[Aufgabenstellung]
Aktualisieren Sie die folgenden Einträge, indem Sie „bar-industry-value“ überall durch „bar-industrial-output“ ersetzen und alles Übrige unverändert lassen. Geben Sie die Bilder in Ihrer Antwort nicht mit aus.

[Auszug aus einem Datensatz]
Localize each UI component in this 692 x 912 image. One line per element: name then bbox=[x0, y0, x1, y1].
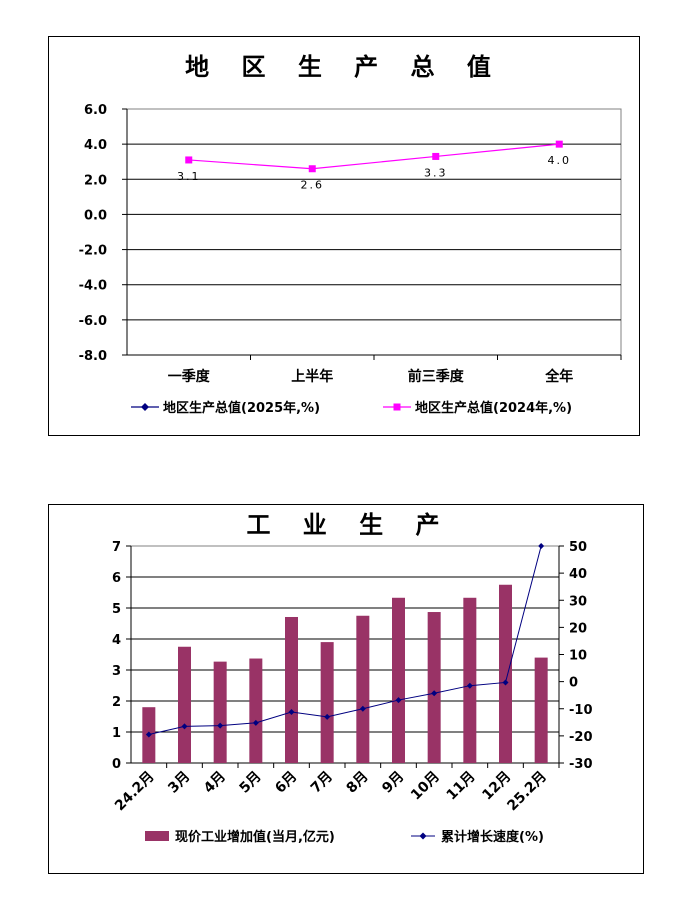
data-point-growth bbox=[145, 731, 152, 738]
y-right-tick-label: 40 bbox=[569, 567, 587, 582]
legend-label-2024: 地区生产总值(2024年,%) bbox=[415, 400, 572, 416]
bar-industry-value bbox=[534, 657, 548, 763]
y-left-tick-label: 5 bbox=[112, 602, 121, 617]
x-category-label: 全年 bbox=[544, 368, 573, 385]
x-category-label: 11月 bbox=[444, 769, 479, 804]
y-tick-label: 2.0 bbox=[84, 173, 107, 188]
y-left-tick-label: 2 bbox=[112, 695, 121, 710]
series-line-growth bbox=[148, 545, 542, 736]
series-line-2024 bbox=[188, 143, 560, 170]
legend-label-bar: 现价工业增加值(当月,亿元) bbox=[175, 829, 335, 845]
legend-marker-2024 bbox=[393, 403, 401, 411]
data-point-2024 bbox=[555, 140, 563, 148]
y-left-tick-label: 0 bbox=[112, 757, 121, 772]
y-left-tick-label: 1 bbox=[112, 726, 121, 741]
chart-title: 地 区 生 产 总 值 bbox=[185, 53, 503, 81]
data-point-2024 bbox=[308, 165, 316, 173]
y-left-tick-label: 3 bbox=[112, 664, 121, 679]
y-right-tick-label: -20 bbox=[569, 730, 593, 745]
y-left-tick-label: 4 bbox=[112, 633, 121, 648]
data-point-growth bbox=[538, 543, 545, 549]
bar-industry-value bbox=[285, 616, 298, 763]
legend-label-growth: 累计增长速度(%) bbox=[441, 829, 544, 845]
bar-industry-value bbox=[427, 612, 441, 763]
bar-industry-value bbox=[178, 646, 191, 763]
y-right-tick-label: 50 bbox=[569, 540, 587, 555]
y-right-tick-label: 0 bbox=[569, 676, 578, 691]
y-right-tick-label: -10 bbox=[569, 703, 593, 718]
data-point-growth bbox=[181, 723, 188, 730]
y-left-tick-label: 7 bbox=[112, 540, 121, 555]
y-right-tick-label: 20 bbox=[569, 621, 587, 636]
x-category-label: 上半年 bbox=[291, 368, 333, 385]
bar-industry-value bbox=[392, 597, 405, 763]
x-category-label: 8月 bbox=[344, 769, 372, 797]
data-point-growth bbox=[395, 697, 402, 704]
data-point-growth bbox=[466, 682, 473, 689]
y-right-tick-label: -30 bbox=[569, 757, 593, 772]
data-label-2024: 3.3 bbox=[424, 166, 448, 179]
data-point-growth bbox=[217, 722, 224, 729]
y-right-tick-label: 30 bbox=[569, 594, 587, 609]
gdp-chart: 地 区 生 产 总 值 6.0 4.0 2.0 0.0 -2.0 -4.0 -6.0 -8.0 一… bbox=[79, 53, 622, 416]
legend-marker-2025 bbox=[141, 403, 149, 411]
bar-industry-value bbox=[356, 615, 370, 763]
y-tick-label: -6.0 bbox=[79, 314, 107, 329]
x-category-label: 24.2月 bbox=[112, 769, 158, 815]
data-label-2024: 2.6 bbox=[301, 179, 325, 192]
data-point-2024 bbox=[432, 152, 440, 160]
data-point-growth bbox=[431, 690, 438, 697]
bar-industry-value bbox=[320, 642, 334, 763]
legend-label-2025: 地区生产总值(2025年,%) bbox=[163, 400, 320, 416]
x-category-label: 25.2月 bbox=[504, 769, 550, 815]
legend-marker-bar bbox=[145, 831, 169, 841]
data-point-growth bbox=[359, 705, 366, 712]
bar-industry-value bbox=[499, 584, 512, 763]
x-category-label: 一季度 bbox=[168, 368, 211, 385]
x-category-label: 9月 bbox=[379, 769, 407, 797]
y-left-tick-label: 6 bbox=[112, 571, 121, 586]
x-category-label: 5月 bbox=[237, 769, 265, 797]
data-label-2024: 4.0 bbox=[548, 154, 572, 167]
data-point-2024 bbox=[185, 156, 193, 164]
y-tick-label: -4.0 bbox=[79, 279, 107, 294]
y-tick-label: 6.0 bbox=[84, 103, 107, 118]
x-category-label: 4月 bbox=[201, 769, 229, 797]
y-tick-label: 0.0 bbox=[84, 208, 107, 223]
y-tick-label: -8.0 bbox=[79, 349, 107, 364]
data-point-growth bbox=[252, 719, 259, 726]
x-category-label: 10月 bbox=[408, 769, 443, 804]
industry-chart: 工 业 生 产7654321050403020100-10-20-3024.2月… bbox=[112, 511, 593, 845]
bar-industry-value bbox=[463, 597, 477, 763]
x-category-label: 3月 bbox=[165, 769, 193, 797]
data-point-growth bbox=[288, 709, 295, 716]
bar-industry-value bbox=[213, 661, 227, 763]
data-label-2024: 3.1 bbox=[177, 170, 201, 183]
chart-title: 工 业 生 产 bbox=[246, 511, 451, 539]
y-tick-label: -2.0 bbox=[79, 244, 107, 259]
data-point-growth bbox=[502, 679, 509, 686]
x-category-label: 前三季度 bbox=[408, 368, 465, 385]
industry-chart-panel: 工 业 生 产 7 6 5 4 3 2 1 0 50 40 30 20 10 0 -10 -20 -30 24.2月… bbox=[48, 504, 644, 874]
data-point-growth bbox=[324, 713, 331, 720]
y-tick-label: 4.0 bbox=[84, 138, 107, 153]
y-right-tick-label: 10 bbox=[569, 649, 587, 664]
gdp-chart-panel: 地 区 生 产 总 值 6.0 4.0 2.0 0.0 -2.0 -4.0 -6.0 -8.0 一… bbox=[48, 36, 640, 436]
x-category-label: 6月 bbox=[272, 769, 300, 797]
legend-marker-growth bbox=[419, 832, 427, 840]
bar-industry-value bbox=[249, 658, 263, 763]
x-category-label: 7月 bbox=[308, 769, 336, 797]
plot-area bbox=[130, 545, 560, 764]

[Lösung]
Localize each UI component in this 692 x 912 image. One line per element: name then bbox=[x0, y0, x1, y1].
data-point-growth bbox=[145, 731, 152, 738]
y-right-tick-label: 40 bbox=[569, 567, 587, 582]
legend-label-2024: 地区生产总值(2024年,%) bbox=[415, 400, 572, 416]
bar-industrial-output bbox=[534, 657, 548, 763]
y-left-tick-label: 5 bbox=[112, 602, 121, 617]
x-category-label: 全年 bbox=[544, 368, 573, 385]
x-category-label: 11月 bbox=[444, 769, 479, 804]
y-tick-label: 2.0 bbox=[84, 173, 107, 188]
y-left-tick-label: 2 bbox=[112, 695, 121, 710]
series-line-growth bbox=[148, 545, 542, 736]
series-line-2024 bbox=[188, 143, 560, 170]
legend-label-bar: 现价工业增加值(当月,亿元) bbox=[175, 829, 335, 845]
legend-marker-2024 bbox=[393, 403, 401, 411]
data-point-2024 bbox=[555, 140, 563, 148]
y-left-tick-label: 0 bbox=[112, 757, 121, 772]
y-left-tick-label: 1 bbox=[112, 726, 121, 741]
chart-title: 地 区 生 产 总 值 bbox=[185, 53, 503, 81]
data-point-2024 bbox=[308, 165, 316, 173]
y-left-tick-label: 3 bbox=[112, 664, 121, 679]
y-right-tick-label: -20 bbox=[569, 730, 593, 745]
y-left-tick-label: 4 bbox=[112, 633, 121, 648]
data-point-growth bbox=[538, 543, 545, 549]
bar-industrial-output bbox=[285, 616, 298, 763]
legend-label-growth: 累计增长速度(%) bbox=[441, 829, 544, 845]
bar-industrial-output bbox=[427, 612, 441, 763]
bar-industrial-output bbox=[178, 646, 191, 763]
y-right-tick-label: 50 bbox=[569, 540, 587, 555]
y-right-tick-label: 0 bbox=[569, 676, 578, 691]
y-right-tick-label: -10 bbox=[569, 703, 593, 718]
data-point-growth bbox=[181, 723, 188, 730]
y-left-tick-label: 7 bbox=[112, 540, 121, 555]
y-right-tick-label: 20 bbox=[569, 621, 587, 636]
x-category-label: 上半年 bbox=[291, 368, 333, 385]
bar-industrial-output bbox=[392, 597, 405, 763]
x-category-label: 8月 bbox=[344, 769, 372, 797]
data-point-growth bbox=[395, 697, 402, 704]
data-point-growth bbox=[466, 682, 473, 689]
y-right-tick-label: -30 bbox=[569, 757, 593, 772]
data-label-2024: 3.3 bbox=[424, 166, 448, 179]
data-point-growth bbox=[217, 722, 224, 729]
y-right-tick-label: 30 bbox=[569, 594, 587, 609]
gdp-chart: 地 区 生 产 总 值 6.0 4.0 2.0 0.0 -2.0 -4.0 -6.0 -8.0 一… bbox=[79, 53, 622, 416]
legend-marker-2025 bbox=[141, 403, 149, 411]
bar-industrial-output bbox=[356, 615, 370, 763]
y-tick-label: -6.0 bbox=[79, 314, 107, 329]
x-category-label: 24.2月 bbox=[112, 769, 158, 815]
data-label-2024: 2.6 bbox=[301, 179, 325, 192]
data-point-2024 bbox=[432, 152, 440, 160]
data-point-growth bbox=[431, 690, 438, 697]
bar-industrial-output bbox=[320, 642, 334, 763]
legend-label-2025: 地区生产总值(2025年,%) bbox=[163, 400, 320, 416]
x-category-label: 25.2月 bbox=[504, 769, 550, 815]
legend-marker-bar bbox=[145, 831, 169, 841]
data-point-growth bbox=[359, 705, 366, 712]
bar-industrial-output bbox=[499, 584, 512, 763]
x-category-label: 一季度 bbox=[168, 368, 211, 385]
x-category-label: 9月 bbox=[379, 769, 407, 797]
y-left-tick-label: 6 bbox=[112, 571, 121, 586]
x-category-label: 5月 bbox=[237, 769, 265, 797]
data-label-2024: 4.0 bbox=[548, 154, 572, 167]
data-point-2024 bbox=[185, 156, 193, 164]
y-tick-label: -4.0 bbox=[79, 279, 107, 294]
y-tick-label: 6.0 bbox=[84, 103, 107, 118]
x-category-label: 4月 bbox=[201, 769, 229, 797]
y-tick-label: 0.0 bbox=[84, 208, 107, 223]
y-tick-label: -8.0 bbox=[79, 349, 107, 364]
data-point-growth bbox=[252, 719, 259, 726]
x-category-label: 10月 bbox=[408, 769, 443, 804]
industry-chart: 工 业 生 产7654321050403020100-10-20-3024.2月… bbox=[112, 511, 593, 845]
bar-industrial-output bbox=[463, 597, 477, 763]
x-category-label: 3月 bbox=[165, 769, 193, 797]
data-point-growth bbox=[288, 709, 295, 716]
bar-industrial-output bbox=[213, 661, 227, 763]
data-label-2024: 3.1 bbox=[177, 170, 201, 183]
chart-title: 工 业 生 产 bbox=[246, 511, 451, 539]
y-tick-label: -2.0 bbox=[79, 244, 107, 259]
data-point-growth bbox=[502, 679, 509, 686]
x-category-label: 前三季度 bbox=[408, 368, 465, 385]
industry-chart-panel: 工 业 生 产 7 6 5 4 3 2 1 0 50 40 30 20 10 0 -10 -20 -30 24.2月… bbox=[48, 504, 644, 874]
data-point-growth bbox=[324, 713, 331, 720]
y-tick-label: 4.0 bbox=[84, 138, 107, 153]
y-right-tick-label: 10 bbox=[569, 649, 587, 664]
gdp-chart-panel: 地 区 生 产 总 值 6.0 4.0 2.0 0.0 -2.0 -4.0 -6.0 -8.0 一… bbox=[48, 36, 640, 436]
x-category-label: 6月 bbox=[272, 769, 300, 797]
legend-marker-growth bbox=[419, 832, 427, 840]
bar-industrial-output bbox=[249, 658, 263, 763]
x-category-label: 7月 bbox=[308, 769, 336, 797]
plot-area bbox=[130, 545, 560, 764]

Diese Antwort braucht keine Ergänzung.